§ **Exercise directions**
Your task is to print all of the data word for word.

--- BEGIN Provided records ---

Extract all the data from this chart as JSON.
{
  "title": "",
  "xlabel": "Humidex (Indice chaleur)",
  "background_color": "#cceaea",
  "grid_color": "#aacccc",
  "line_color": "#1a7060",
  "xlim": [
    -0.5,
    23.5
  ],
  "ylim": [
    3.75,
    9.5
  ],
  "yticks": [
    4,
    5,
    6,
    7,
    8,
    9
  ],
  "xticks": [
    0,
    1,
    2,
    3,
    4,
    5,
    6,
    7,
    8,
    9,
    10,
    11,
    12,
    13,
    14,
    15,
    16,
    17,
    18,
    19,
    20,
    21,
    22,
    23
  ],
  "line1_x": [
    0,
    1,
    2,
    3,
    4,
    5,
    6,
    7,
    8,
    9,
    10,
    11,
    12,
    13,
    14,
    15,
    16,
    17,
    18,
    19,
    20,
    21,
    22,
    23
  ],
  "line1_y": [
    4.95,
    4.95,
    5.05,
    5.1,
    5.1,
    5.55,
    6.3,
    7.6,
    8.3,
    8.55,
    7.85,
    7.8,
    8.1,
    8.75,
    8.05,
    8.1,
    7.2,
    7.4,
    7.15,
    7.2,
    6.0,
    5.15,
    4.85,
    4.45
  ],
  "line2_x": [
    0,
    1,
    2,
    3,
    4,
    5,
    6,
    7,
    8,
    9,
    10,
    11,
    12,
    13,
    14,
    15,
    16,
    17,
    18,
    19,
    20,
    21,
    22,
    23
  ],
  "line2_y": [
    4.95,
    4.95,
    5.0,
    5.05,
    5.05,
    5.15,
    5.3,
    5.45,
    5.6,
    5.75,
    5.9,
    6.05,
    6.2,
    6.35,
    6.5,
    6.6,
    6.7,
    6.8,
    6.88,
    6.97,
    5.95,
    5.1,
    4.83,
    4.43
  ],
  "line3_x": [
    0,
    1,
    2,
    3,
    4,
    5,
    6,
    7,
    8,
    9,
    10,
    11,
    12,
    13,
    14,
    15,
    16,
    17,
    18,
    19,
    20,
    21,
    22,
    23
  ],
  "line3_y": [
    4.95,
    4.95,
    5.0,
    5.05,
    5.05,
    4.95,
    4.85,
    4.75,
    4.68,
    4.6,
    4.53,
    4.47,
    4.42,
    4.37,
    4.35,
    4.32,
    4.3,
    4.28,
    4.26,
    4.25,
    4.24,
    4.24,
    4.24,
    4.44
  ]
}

--- END Provided records ---

§ **Solution to this problem**
Extract all the data from this chart as JSON.
{
  "title": "",
  "xlabel": "Humidex (Indice chaleur)",
  "background_color": "#cceaea",
  "grid_color": "#aacccc",
  "line_color": "#1a7060",
  "xlim": [
    -0.5,
    23.5
  ],
  "ylim": [
    3.75,
    9.5
  ],
  "yticks": [
    4,
    5,
    6,
    7,
    8,
    9
  ],
  "xticks": [
    0,
    1,
    2,
    3,
    4,
    5,
    6,
    7,
    8,
    9,
    10,
    11,
    12,
    13,
    14,
    15,
    16,
    17,
    18,
    19,
    20,
    21,
    22,
    23
  ],
  "line1_x": [
    0,
    1,
    2,
    3,
    4,
    5,
    6,
    7,
    8,
    9,
    10,
    11,
    12,
    13,
    14,
    15,
    16,
    17,
    18,
    19,
    20,
    21,
    22,
    23
  ],
  "line1_y": [
    4.95,
    4.95,
    5.05,
    5.1,
    5.1,
    5.55,
    6.3,
    7.6,
    8.3,
    8.55,
    7.85,
    7.8,
    8.1,
    8.75,
    8.05,
    8.1,
    7.2,
    7.4,
    7.15,
    7.2,
    6.0,
    5.15,
    4.85,
    4.45
  ],
  "line2_x": [
    0,
    1,
    2,
    3,
    4,
    5,
    6,
    7,
    8,
    9,
    10,
    11,
    12,
    13,
    14,
    15,
    16,
    17,
    18,
    19,
    20,
    21,
    22,
    23
  ],
  "line2_y": [
    4.95,
    4.95,
    5.0,
    5.05,
    5.05,
    5.15,
    5.3,
    5.45,
    5.6,
    5.75,
    5.9,
    6.05,
    6.2,
    6.35,
    6.5,
    6.6,
    6.7,
    6.8,
    6.88,
    6.97,
    5.95,
    5.1,
    4.83,
    4.43
  ],
  "line3_x": [
    0,
    1,
    2,
    3,
    4,
    5,
    6,
    7,
    8,
    9,
    10,
    11,
    12,
    13,
    14,
    15,
    16,
    17,
    18,
    19,
    20,
    21,
    22,
    23
  ],
  "line3_y": [
    4.95,
    4.95,
    5.0,
    5.05,
    5.05,
    4.95,
    4.85,
    4.75,
    4.68,
    4.6,
    4.53,
    4.47,
    4.42,
    4.37,
    4.35,
    4.32,
    4.3,
    4.28,
    4.26,
    4.25,
    4.24,
    4.24,
    4.24,
    4.44
  ]
}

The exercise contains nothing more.